Data entries
** start **

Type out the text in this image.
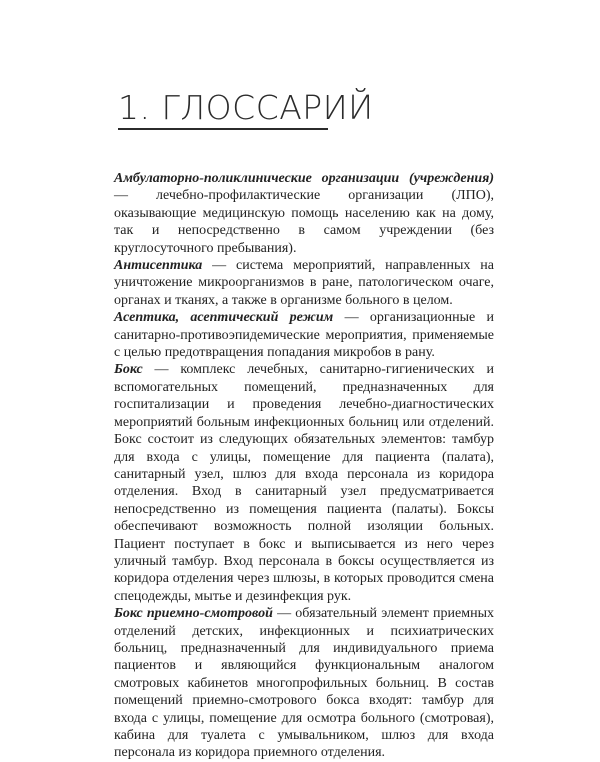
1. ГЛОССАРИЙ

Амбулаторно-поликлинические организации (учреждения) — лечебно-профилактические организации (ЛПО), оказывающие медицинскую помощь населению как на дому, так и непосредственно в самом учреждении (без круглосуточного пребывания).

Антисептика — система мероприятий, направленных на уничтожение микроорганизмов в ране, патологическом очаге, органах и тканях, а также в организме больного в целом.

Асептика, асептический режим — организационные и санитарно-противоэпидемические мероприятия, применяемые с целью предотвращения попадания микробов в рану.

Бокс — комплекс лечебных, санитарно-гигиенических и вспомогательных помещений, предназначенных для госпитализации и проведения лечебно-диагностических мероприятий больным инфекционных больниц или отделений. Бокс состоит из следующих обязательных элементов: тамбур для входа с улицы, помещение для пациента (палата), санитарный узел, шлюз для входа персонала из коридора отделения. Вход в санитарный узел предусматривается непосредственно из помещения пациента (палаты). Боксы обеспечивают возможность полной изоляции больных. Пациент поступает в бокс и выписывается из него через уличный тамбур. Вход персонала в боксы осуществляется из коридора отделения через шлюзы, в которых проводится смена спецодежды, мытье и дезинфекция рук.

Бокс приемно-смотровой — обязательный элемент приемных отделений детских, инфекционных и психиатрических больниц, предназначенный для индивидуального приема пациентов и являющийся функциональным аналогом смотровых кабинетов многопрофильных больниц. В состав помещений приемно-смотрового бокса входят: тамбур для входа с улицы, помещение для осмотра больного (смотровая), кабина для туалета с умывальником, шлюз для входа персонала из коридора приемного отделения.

** end **

> _WHAT YOU ARE ASKED TO DO_
Output the material word for word, omitting its pictures.

> _TASK ANSWER_
Type out the text in this image.
1. ГЛОССАРИЙ

Амбулаторно-поликлинические организации (учреждения) — лечебно-профилактические организации (ЛПО), оказывающие медицинскую помощь населению как на дому, так и непосредственно в самом учреждении (без круглосуточного пребывания).

Антисептика — система мероприятий, направленных на уничтожение микроорганизмов в ране, патологическом очаге, органах и тканях, а также в организме больного в целом.

Асептика, асептический режим — организационные и санитарно-противоэпидемические мероприятия, применяемые с целью предотвращения попадания микробов в рану.

Бокс — комплекс лечебных, санитарно-гигиенических и вспомогательных помещений, предназначенных для госпитализации и проведения лечебно-диагностических мероприятий больным инфекционных больниц или отделений. Бокс состоит из следующих обязательных элементов: тамбур для входа с улицы, помещение для пациента (палата), санитарный узел, шлюз для входа персонала из коридора отделения. Вход в санитарный узел предусматривается непосредственно из помещения пациента (палаты). Боксы обеспечивают возможность полной изоляции больных. Пациент поступает в бокс и выписывается из него через уличный тамбур. Вход персонала в боксы осуществляется из коридора отделения через шлюзы, в которых проводится смена спецодежды, мытье и дезинфекция рук.

Бокс приемно-смотровой — обязательный элемент приемных отделений детских, инфекционных и психиатрических больниц, предназначенный для индивидуального приема пациентов и являющийся функциональным аналогом смотровых кабинетов многопрофильных больниц. В состав помещений приемно-смотрового бокса входят: тамбур для входа с улицы, помещение для осмотра больного (смотровая), кабина для туалета с умывальником, шлюз для входа персонала из коридора приемного отделения.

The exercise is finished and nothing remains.